# [DATA TO EXAMINE]

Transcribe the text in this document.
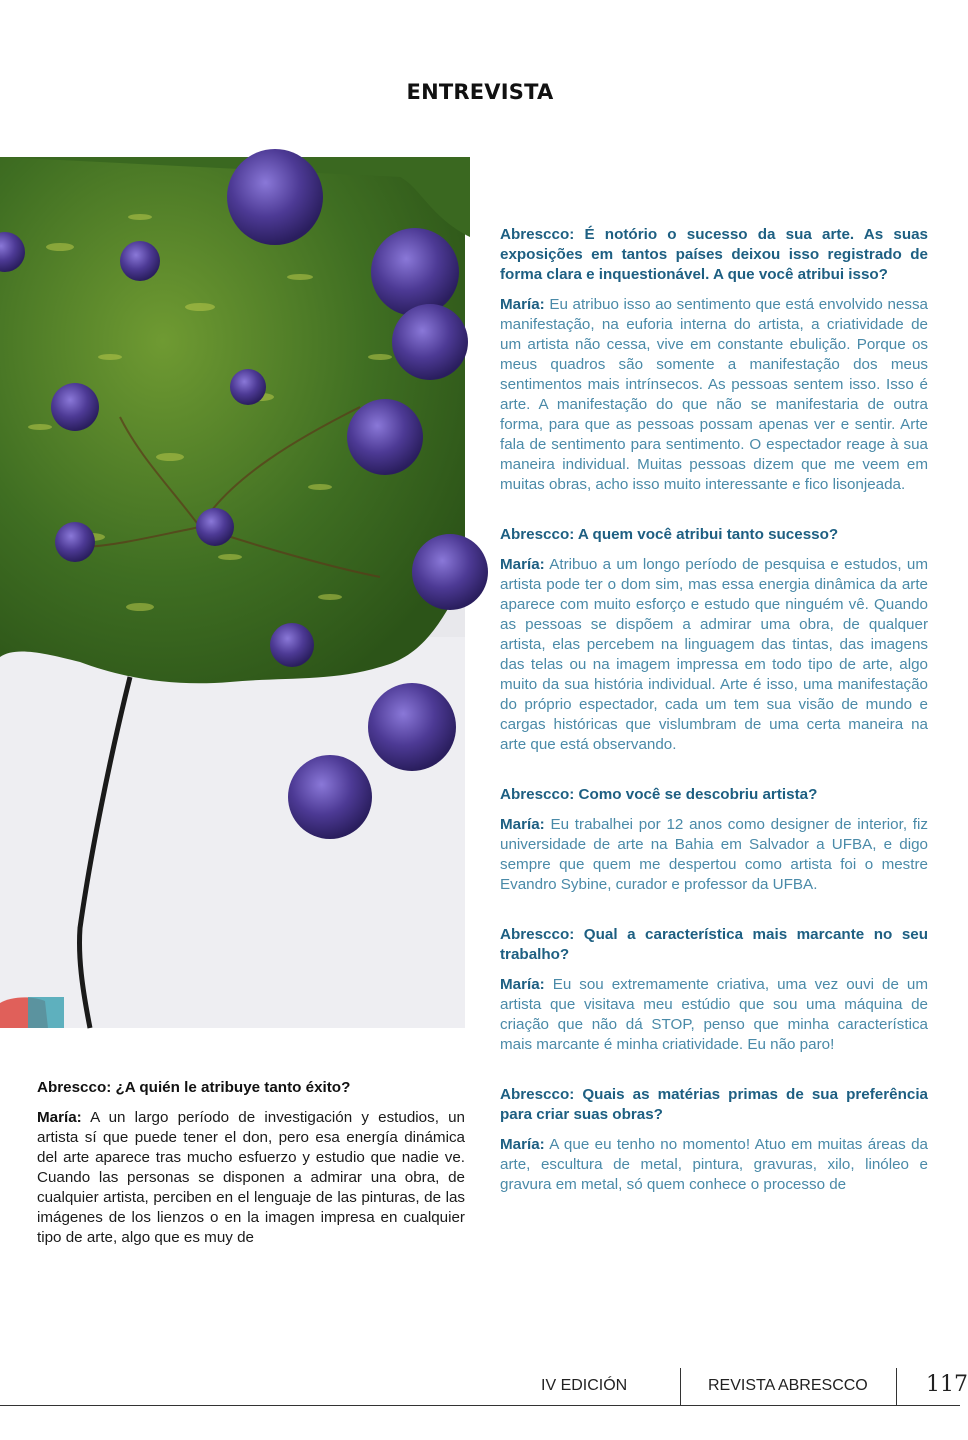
ENTREVISTA

Abrescco: É notório o sucesso da sua arte. As suas exposições em tantos países deixou isso registrado de forma clara e inquestionável. A que você atribui isso?

María: Eu atribuo isso ao sentimento que está envolvido nessa manifestação, na euforia interna do artista, a criatividade de um artista não cessa, vive em constante ebulição. Porque os meus quadros são somente a manifestação dos meus sentimentos mais intrínsecos. As pessoas sentem isso. Isso é arte. A manifestação do que não se manifestaria de outra forma, para que as pessoas possam apenas ver e sentir. Arte fala de sentimento para sentimento. O espectador reage à sua maneira individual. Muitas pessoas dizem que me veem em muitas obras, acho isso muito interessante e fico lisonjeada.

Abrescco: A quem você atribui tanto sucesso?

María: Atribuo a um longo período de pesquisa e estudos, um artista pode ter o dom sim, mas essa energia dinâmica da arte aparece com muito esforço e estudo que ninguém vê. Quando as pessoas se dispõem a admirar uma obra, de qualquer artista, elas percebem na linguagem das tintas, das imagens das telas ou na imagem impressa em todo tipo de arte, algo muito da sua história individual. Arte é isso, uma manifestação do próprio espectador, cada um tem sua visão de mundo e cargas históricas que vislumbram de uma certa maneira na arte que está observando.

Abrescco: Como você se descobriu artista?

María: Eu trabalhei por 12 anos como designer de interior, fiz universidade de arte na Bahia em Salvador a UFBA, e digo sempre que quem me despertou como artista foi o mestre Evandro Sybine, curador e professor da UFBA.

Abrescco: Qual a característica mais marcante no seu trabalho?

María: Eu sou extremamente criativa, uma vez ouvi de um artista que visitava meu estúdio que sou uma máquina de criação que não dá STOP, penso que minha característica mais marcante é minha criatividade. Eu não paro!

Abrescco: Quais as matérias primas de sua preferência para criar suas obras?

María: A que eu tenho no momento! Atuo em muitas áreas da arte, escultura de metal, pintura, gravuras, xilo, linóleo e gravura em metal, só quem conhece o processo de

Abrescco: ¿A quién le atribuye tanto éxito?

María: A un largo período de investigación y estudios, un artista sí que puede tener el don, pero esa energía dinámica del arte aparece tras mucho esfuerzo y estudio que nadie ve. Cuando las personas se disponen a admirar una obra, de cualquier artista, perciben en el lenguaje de las pinturas, de las imágenes de los lienzos o en la imagen impresa en cualquier tipo de arte, algo que es muy de

IV EDICIÓN	REVISTA ABRESCCO	117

# [REQUIRED WORK]
Output the entries above verbatim. Omit the images.

# [EXERCISE RESPONSE]
Transcribe the text in this document.
ENTREVISTA

Abrescco: É notório o sucesso da sua arte. As suas exposições em tantos países deixou isso registrado de forma clara e inquestionável. A que você atribui isso?

María: Eu atribuo isso ao sentimento que está envolvido nessa manifestação, na euforia interna do artista, a criatividade de um artista não cessa, vive em constante ebulição. Porque os meus quadros são somente a manifestação dos meus sentimentos mais intrínsecos. As pessoas sentem isso. Isso é arte. A manifestação do que não se manifestaria de outra forma, para que as pessoas possam apenas ver e sentir. Arte fala de sentimento para sentimento. O espectador reage à sua maneira individual. Muitas pessoas dizem que me veem em muitas obras, acho isso muito interessante e fico lisonjeada.

Abrescco: A quem você atribui tanto sucesso?

María: Atribuo a um longo período de pesquisa e estudos, um artista pode ter o dom sim, mas essa energia dinâmica da arte aparece com muito esforço e estudo que ninguém vê. Quando as pessoas se dispõem a admirar uma obra, de qualquer artista, elas percebem na linguagem das tintas, das imagens das telas ou na imagem impressa em todo tipo de arte, algo muito da sua história individual. Arte é isso, uma manifestação do próprio espectador, cada um tem sua visão de mundo e cargas históricas que vislumbram de uma certa maneira na arte que está observando.

Abrescco: Como você se descobriu artista?

María: Eu trabalhei por 12 anos como designer de interior, fiz universidade de arte na Bahia em Salvador a UFBA, e digo sempre que quem me despertou como artista foi o mestre Evandro Sybine, curador e professor da UFBA.

Abrescco: Qual a característica mais marcante no seu trabalho?

María: Eu sou extremamente criativa, uma vez ouvi de um artista que visitava meu estúdio que sou uma máquina de criação que não dá STOP, penso que minha característica mais marcante é minha criatividade. Eu não paro!

Abrescco: Quais as matérias primas de sua preferência para criar suas obras?

María: A que eu tenho no momento! Atuo em muitas áreas da arte, escultura de metal, pintura, gravuras, xilo, linóleo e gravura em metal, só quem conhece o processo de

Abrescco: ¿A quién le atribuye tanto éxito?

María: A un largo período de investigación y estudios, un artista sí que puede tener el don, pero esa energía dinámica del arte aparece tras mucho esfuerzo y estudio que nadie ve. Cuando las personas se disponen a admirar una obra, de cualquier artista, perciben en el lenguaje de las pinturas, de las imágenes de los lienzos o en la imagen impresa en cualquier tipo de arte, algo que es muy de

IV EDICIÓN	REVISTA ABRESCCO	117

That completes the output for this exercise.